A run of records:

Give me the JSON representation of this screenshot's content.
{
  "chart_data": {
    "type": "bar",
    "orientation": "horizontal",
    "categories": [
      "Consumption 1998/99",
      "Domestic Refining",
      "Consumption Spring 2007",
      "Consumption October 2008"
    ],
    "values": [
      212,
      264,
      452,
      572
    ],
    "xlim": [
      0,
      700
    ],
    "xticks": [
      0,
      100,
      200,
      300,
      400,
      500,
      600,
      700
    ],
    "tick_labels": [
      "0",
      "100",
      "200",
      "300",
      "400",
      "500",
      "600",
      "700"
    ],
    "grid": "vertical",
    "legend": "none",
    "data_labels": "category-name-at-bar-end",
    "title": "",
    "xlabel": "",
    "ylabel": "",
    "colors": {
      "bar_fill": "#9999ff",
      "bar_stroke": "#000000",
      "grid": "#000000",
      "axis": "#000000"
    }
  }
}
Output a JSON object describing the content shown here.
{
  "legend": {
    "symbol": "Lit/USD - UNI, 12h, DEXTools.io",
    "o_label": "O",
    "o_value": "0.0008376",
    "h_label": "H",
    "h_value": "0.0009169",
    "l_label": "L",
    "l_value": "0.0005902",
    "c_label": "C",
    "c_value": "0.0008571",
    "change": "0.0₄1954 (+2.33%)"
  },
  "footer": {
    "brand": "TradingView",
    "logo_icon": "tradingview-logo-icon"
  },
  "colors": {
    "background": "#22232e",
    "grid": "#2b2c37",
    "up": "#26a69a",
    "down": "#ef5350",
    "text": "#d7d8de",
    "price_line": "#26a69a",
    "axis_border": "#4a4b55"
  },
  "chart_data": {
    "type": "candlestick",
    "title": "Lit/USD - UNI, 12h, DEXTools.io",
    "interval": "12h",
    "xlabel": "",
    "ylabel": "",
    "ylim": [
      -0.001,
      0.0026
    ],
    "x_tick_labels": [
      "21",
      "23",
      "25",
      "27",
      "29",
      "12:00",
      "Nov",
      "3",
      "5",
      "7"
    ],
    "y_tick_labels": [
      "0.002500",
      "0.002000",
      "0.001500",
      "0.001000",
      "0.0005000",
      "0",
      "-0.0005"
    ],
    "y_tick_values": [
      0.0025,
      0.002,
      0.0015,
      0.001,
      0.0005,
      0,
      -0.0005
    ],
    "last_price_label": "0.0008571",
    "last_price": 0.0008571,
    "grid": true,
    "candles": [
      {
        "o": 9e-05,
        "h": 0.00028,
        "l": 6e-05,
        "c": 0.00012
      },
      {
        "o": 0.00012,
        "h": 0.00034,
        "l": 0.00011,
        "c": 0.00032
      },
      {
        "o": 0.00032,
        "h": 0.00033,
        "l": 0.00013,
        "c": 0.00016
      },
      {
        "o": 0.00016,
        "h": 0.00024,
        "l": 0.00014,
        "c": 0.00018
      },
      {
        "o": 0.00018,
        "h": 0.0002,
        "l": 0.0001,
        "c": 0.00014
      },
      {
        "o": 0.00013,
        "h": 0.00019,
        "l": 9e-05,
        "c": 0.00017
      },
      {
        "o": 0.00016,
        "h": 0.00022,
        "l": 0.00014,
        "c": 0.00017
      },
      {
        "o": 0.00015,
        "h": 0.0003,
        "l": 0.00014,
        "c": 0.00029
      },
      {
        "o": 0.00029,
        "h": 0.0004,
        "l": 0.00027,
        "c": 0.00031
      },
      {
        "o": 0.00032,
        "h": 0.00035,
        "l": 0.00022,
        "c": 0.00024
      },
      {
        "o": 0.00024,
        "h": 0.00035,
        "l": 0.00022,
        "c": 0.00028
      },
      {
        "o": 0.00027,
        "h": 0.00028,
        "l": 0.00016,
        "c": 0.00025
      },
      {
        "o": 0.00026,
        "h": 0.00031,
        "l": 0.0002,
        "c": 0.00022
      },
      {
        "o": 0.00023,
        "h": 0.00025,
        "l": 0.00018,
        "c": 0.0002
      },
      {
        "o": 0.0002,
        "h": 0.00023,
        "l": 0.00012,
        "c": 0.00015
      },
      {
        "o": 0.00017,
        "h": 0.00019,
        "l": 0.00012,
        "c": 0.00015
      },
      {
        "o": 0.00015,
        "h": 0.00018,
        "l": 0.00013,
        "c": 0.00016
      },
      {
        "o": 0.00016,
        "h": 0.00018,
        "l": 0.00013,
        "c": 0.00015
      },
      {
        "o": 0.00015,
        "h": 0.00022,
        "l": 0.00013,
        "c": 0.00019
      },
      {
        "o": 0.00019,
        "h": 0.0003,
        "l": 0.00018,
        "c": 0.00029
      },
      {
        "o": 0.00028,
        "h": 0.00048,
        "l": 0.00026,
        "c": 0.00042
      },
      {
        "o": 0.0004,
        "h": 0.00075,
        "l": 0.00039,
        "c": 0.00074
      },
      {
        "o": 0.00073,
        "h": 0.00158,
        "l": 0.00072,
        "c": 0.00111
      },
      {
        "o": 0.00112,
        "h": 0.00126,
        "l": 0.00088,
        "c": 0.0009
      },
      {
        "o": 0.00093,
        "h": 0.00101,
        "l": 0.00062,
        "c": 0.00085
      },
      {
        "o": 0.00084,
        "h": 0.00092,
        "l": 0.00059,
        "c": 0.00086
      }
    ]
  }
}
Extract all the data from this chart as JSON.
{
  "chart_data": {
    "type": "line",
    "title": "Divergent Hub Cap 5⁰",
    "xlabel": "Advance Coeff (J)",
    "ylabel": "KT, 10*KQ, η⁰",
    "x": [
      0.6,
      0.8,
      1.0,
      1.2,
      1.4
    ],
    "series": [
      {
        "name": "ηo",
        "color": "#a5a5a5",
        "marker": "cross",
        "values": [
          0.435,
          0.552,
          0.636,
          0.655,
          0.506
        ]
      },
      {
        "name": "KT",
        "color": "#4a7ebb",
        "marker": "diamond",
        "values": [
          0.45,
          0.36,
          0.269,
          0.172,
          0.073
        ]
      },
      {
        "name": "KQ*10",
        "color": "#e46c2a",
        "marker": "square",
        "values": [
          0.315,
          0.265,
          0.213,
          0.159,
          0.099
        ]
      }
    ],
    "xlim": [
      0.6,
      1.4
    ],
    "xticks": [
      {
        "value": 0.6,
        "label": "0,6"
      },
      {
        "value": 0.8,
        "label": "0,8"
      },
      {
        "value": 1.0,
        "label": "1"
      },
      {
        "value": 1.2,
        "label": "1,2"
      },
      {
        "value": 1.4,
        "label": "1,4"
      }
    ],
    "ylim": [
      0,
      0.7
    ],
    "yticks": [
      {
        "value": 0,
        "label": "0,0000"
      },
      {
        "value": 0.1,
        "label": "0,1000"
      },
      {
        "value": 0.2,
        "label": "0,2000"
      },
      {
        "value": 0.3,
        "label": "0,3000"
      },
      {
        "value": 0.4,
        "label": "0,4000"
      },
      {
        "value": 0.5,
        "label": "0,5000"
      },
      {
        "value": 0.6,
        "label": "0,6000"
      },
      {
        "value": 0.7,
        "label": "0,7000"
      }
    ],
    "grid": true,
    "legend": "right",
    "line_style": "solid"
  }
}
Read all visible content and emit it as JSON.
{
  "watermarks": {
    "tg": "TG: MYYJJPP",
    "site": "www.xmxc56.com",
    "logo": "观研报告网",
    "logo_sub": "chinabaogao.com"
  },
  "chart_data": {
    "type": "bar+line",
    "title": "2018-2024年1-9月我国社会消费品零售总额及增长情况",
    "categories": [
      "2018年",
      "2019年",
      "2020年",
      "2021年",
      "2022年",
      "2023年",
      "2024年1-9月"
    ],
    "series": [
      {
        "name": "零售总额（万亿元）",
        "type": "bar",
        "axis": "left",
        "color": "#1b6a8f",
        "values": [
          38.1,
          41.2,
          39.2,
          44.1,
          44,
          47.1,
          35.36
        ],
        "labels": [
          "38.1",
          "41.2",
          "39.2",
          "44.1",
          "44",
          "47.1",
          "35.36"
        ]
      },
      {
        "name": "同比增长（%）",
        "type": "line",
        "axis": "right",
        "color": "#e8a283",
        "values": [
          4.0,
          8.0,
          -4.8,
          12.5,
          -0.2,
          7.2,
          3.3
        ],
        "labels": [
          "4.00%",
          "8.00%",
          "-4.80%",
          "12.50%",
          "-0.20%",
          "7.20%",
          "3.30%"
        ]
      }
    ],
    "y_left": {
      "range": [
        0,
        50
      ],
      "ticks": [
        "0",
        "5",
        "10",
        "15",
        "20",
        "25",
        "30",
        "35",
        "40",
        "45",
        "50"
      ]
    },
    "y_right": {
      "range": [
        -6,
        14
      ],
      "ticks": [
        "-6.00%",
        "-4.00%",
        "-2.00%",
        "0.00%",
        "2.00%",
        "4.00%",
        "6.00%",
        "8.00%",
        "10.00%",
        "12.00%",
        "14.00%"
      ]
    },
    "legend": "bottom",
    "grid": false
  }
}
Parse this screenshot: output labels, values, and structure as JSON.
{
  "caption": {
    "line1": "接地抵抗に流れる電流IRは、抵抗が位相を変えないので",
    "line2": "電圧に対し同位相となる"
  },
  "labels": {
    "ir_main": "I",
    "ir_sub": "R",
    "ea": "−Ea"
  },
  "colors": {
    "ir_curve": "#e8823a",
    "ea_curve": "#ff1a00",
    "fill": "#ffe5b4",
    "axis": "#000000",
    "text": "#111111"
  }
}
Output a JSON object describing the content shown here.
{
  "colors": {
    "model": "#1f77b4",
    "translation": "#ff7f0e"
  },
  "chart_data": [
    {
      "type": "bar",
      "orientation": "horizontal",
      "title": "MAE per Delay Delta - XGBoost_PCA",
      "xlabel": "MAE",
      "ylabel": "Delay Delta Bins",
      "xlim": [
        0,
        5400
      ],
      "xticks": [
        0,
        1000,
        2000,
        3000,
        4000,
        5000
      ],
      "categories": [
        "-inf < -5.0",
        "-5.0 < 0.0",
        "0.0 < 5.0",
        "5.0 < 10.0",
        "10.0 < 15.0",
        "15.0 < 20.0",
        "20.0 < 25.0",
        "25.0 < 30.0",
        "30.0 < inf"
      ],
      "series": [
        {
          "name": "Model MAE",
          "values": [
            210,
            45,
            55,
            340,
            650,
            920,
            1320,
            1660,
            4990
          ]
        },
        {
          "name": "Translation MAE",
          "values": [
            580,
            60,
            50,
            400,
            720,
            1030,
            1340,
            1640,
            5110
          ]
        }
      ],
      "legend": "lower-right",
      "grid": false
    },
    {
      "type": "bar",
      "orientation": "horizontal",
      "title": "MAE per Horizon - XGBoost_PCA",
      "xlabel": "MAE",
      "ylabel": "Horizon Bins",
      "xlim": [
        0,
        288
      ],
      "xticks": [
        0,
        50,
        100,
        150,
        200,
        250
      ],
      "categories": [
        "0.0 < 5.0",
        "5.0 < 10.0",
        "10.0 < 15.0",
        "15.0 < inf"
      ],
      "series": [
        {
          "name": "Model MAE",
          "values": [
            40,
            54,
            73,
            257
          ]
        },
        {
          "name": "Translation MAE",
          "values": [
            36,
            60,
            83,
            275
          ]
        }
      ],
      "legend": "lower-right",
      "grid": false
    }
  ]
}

▶ Direction: Which lines in the records above contain the string "type"? Copy each one.

▶ Result for this exercise:
    "type": "bar",
    "type": "candlestick",
    "type": "line",
    "type": "bar+line",
        "type": "bar",
        "type": "line",
      "type": "bar",
      "type": "bar",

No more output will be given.